Material for this task:
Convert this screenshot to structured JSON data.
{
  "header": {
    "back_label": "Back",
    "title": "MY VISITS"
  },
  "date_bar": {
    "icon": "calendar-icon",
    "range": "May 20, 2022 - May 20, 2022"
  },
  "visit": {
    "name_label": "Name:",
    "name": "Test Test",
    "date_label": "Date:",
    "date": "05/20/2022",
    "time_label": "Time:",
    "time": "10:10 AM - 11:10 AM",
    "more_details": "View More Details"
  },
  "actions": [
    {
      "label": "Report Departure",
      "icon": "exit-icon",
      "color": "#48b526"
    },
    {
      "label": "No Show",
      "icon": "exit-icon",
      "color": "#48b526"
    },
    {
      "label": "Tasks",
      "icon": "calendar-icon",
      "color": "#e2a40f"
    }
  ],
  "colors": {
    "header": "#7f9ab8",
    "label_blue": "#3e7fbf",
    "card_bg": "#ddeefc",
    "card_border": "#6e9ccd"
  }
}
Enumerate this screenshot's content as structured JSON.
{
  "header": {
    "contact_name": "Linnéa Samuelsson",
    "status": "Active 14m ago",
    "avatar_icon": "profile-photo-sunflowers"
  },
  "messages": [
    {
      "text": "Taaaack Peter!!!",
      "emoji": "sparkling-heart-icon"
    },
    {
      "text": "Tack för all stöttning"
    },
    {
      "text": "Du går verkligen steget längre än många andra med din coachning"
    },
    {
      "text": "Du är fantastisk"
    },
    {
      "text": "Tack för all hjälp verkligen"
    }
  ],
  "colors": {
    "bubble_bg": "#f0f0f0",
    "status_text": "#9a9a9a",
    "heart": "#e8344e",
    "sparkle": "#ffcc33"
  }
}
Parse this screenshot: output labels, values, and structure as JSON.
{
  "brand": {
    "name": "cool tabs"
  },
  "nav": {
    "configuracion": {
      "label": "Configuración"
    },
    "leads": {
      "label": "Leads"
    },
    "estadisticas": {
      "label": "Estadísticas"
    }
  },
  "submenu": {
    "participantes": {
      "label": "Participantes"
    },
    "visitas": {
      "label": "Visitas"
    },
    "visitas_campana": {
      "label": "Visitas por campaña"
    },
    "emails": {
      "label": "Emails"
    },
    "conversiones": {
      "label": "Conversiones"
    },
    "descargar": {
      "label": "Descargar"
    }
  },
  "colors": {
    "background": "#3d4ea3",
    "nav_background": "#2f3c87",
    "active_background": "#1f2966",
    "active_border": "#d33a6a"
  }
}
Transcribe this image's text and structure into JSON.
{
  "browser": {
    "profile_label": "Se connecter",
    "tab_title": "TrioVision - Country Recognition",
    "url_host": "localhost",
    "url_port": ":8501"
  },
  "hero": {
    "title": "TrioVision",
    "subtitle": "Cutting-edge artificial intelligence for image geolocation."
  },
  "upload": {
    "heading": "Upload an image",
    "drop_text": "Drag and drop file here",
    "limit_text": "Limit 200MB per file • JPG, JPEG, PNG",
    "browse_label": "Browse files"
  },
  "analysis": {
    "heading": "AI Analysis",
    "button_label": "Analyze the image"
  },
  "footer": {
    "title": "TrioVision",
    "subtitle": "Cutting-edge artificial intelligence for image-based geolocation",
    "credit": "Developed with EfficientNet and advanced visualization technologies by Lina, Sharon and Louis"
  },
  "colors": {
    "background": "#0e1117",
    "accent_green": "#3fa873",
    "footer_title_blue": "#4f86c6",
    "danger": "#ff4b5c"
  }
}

Task directions:
Would you copy out each line exactly as written?

Solution:
Convert this screenshot to structured JSON data.
{
  "header": {
    "back_label": "Back",
    "title": "MY VISITS"
  },
  "date_bar": {
    "icon": "calendar-icon",
    "range": "May 20, 2022 - May 20, 2022"
  },
  "visit": {
    "name_label": "Name:",
    "name": "Test Test",
    "date_label": "Date:",
    "date": "05/20/2022",
    "time_label": "Time:",
    "time": "10:10 AM - 11:10 AM",
    "more_details": "View More Details"
  },
  "actions": [
    {
      "label": "Report Departure",
      "icon": "exit-icon",
      "color": "#48b526"
    },
    {
      "label": "No Show",
      "icon": "exit-icon",
      "color": "#48b526"
    },
    {
      "label": "Tasks",
      "icon": "calendar-icon",
      "color": "#e2a40f"
    }
  ],
  "colors": {
    "header": "#7f9ab8",
    "label_blue": "#3e7fbf",
    "card_bg": "#ddeefc",
    "card_border": "#6e9ccd"
  }
}
Enumerate this screenshot's content as structured JSON.
{
  "header": {
    "contact_name": "Linnéa Samuelsson",
    "status": "Active 14m ago",
    "avatar_icon": "profile-photo-sunflowers"
  },
  "messages": [
    {
      "text": "Taaaack Peter!!!",
      "emoji": "sparkling-heart-icon"
    },
    {
      "text": "Tack för all stöttning"
    },
    {
      "text": "Du går verkligen steget längre än många andra med din coachning"
    },
    {
      "text": "Du är fantastisk"
    },
    {
      "text": "Tack för all hjälp verkligen"
    }
  ],
  "colors": {
    "bubble_bg": "#f0f0f0",
    "status_text": "#9a9a9a",
    "heart": "#e8344e",
    "sparkle": "#ffcc33"
  }
}
Parse this screenshot: output labels, values, and structure as JSON.
{
  "brand": {
    "name": "cool tabs"
  },
  "nav": {
    "configuracion": {
      "label": "Configuración"
    },
    "leads": {
      "label": "Leads"
    },
    "estadisticas": {
      "label": "Estadísticas"
    }
  },
  "submenu": {
    "participantes": {
      "label": "Participantes"
    },
    "visitas": {
      "label": "Visitas"
    },
    "visitas_campana": {
      "label": "Visitas por campaña"
    },
    "emails": {
      "label": "Emails"
    },
    "conversiones": {
      "label": "Conversiones"
    },
    "descargar": {
      "label": "Descargar"
    }
  },
  "colors": {
    "background": "#3d4ea3",
    "nav_background": "#2f3c87",
    "active_background": "#1f2966",
    "active_border": "#d33a6a"
  }
}
Transcribe this image's text and structure into JSON.
{
  "browser": {
    "profile_label": "Se connecter",
    "tab_title": "TrioVision - Country Recognition",
    "url_host": "localhost",
    "url_port": ":8501"
  },
  "hero": {
    "title": "TrioVision",
    "subtitle": "Cutting-edge artificial intelligence for image geolocation."
  },
  "upload": {
    "heading": "Upload an image",
    "drop_text": "Drag and drop file here",
    "limit_text": "Limit 200MB per file • JPG, JPEG, PNG",
    "browse_label": "Browse files"
  },
  "analysis": {
    "heading": "AI Analysis",
    "button_label": "Analyze the image"
  },
  "footer": {
    "title": "TrioVision",
    "subtitle": "Cutting-edge artificial intelligence for image-based geolocation",
    "credit": "Developed with EfficientNet and advanced visualization technologies by Lina, Sharon and Louis"
  },
  "colors": {
    "background": "#0e1117",
    "accent_green": "#3fa873",
    "footer_title_blue": "#4f86c6",
    "danger": "#ff4b5c"
  }
}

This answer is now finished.